INSTRUCTION:
Type out the data exactly as given. Skip any image.

INFORMATION SHOWN:
* * * *

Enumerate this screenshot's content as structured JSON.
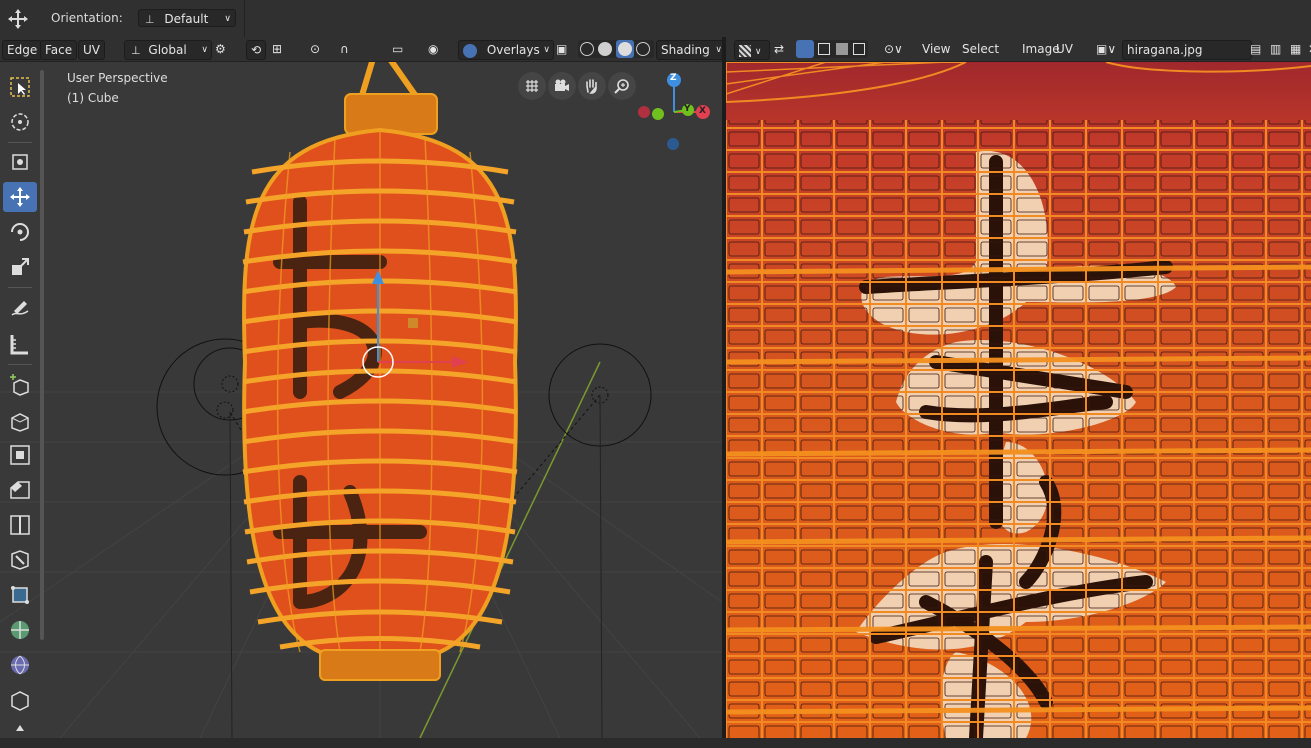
{
  "topbar": {
    "orientation_label": "Orientation:",
    "orientation_value": "Default"
  },
  "viewport_header": {
    "menus": [
      "Edge",
      "Face",
      "UV"
    ],
    "transform_orientation": "Global",
    "overlays_label": "Overlays",
    "shading_label": "Shading"
  },
  "viewport": {
    "perspective_label": "User Perspective",
    "object_label": "(1) Cube",
    "gizmo_axes": {
      "z": "Z",
      "y": "Y",
      "x": "X"
    }
  },
  "uv_header": {
    "menus": [
      "View",
      "Select",
      "Image",
      "UV"
    ],
    "image_name": "hiragana.jpg"
  },
  "colors": {
    "accent": "#4772b3",
    "lantern_orange": "#f0a020",
    "lantern_red": "#e0501c",
    "axis_x": "#e04050",
    "axis_y": "#70c020",
    "axis_z": "#3e8fe0"
  }
}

* * * *

WRITTEN ANSWER:
Enumerate this screenshot's content as structured JSON.
{
  "topbar": {
    "orientation_label": "Orientation:",
    "orientation_value": "Default"
  },
  "viewport_header": {
    "menus": [
      "Edge",
      "Face",
      "UV"
    ],
    "transform_orientation": "Global",
    "overlays_label": "Overlays",
    "shading_label": "Shading"
  },
  "viewport": {
    "perspective_label": "User Perspective",
    "object_label": "(1) Cube",
    "gizmo_axes": {
      "z": "Z",
      "y": "Y",
      "x": "X"
    }
  },
  "uv_header": {
    "menus": [
      "View",
      "Select",
      "Image",
      "UV"
    ],
    "image_name": "hiragana.jpg"
  },
  "colors": {
    "accent": "#4772b3",
    "lantern_orange": "#f0a020",
    "lantern_red": "#e0501c",
    "axis_x": "#e04050",
    "axis_y": "#70c020",
    "axis_z": "#3e8fe0"
  }
}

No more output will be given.